[START]

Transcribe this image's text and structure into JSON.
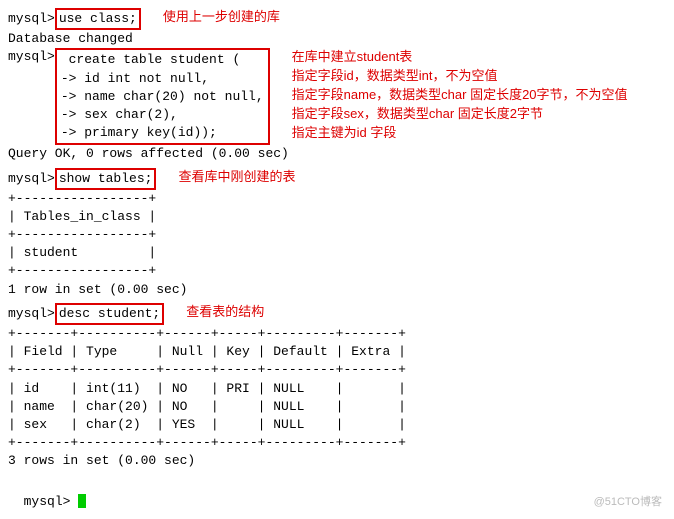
{
  "prompt": "mysql>",
  "cont": "    ->",
  "cmd1": " use class;",
  "note1": "使用上一步创建的库",
  "resp1": "Database changed",
  "cmd2_l1": " create table student (",
  "cmd2_l2": " id int not null,",
  "cmd2_l3": " name char(20) not null,",
  "cmd2_l4": " sex char(2),",
  "cmd2_l5": " primary key(id));",
  "note2_l1": "在库中建立student表",
  "note2_l2": "指定字段id，数据类型int，不为空值",
  "note2_l3": "指定字段name，数据类型char 固定长度20字节，不为空值",
  "note2_l4": "指定字段sex，数据类型char 固定长度2字节",
  "note2_l5": "指定主键为id 字段",
  "resp2": "Query OK, 0 rows affected (0.00 sec)",
  "cmd3": " show tables;",
  "note3": "查看库中刚创建的表",
  "table1_border": "+-----------------+",
  "table1_header": "| Tables_in_class |",
  "table1_row": "| student         |",
  "resp3": "1 row in set (0.00 sec)",
  "cmd4": " desc student;",
  "note4": "查看表的结构",
  "table2_border": "+-------+----------+------+-----+---------+-------+",
  "table2_header": "| Field | Type     | Null | Key | Default | Extra |",
  "table2_row1": "| id    | int(11)  | NO   | PRI | NULL    |       |",
  "table2_row2": "| name  | char(20) | NO   |     | NULL    |       |",
  "table2_row3": "| sex   | char(2)  | YES  |     | NULL    |       |",
  "resp4": "3 rows in set (0.00 sec)",
  "watermark": "@51CTO博客"
}
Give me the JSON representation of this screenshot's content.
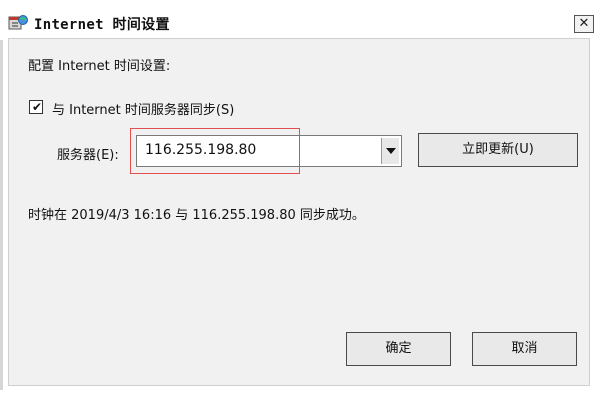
{
  "window": {
    "title": "Internet 时间设置",
    "close_label": "✕"
  },
  "content": {
    "configure_label": "配置 Internet 时间设置:",
    "sync_checkbox_label": "与 Internet 时间服务器同步(S)",
    "sync_checked": true,
    "server_label": "服务器(E):",
    "server_value": "116.255.198.80",
    "update_button_label": "立即更新(U)",
    "status_text": "时钟在 2019/4/3 16:16 与 116.255.198.80 同步成功。"
  },
  "buttons": {
    "ok_label": "确定",
    "cancel_label": "取消"
  },
  "colors": {
    "highlight_border": "#e05050",
    "window_bg": "#f1f1f1"
  },
  "icons": {
    "title_icon": "datetime-globe-icon",
    "dropdown_icon": "chevron-down-icon",
    "check_icon": "check-icon"
  }
}
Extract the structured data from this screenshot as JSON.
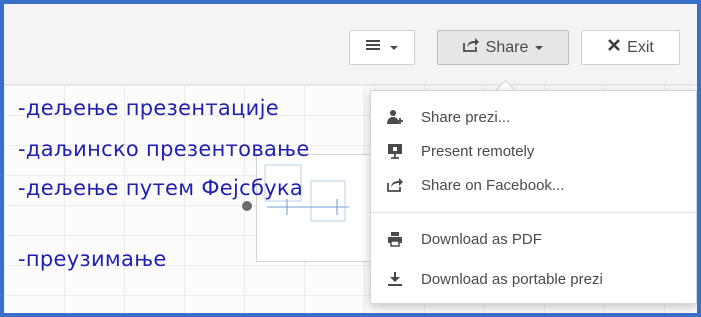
{
  "toolbar": {
    "menu_icon": "hamburger-icon",
    "share_label": "Share",
    "exit_label": "Exit"
  },
  "canvas": {
    "handwritten_lines": [
      "-дељење презентације",
      "-даљинско презентовање",
      "-дељење путем Фејсбука",
      "-преузимање"
    ]
  },
  "share_menu": {
    "items": [
      {
        "label": "Share prezi...",
        "icon": "add-user-icon"
      },
      {
        "label": "Present remotely",
        "icon": "presentation-screen-icon"
      },
      {
        "label": "Share on Facebook...",
        "icon": "share-arrow-icon"
      },
      {
        "label": "Download as PDF",
        "icon": "printer-icon"
      },
      {
        "label": "Download as portable prezi",
        "icon": "download-icon"
      }
    ]
  },
  "colors": {
    "frame_border": "#3a6fc9",
    "handwriting": "#1f1fb3",
    "menu_text": "#4a4a4a"
  }
}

[END]

The task — Go through the entries above and pull out each line with "Internet" in it.

Exercise solution —
    "title": "Internet 时间设置",
    "configure_label": "配置 Internet 时间设置:",
    "sync_checkbox_label": "与 Internet 时间服务器同步(S)",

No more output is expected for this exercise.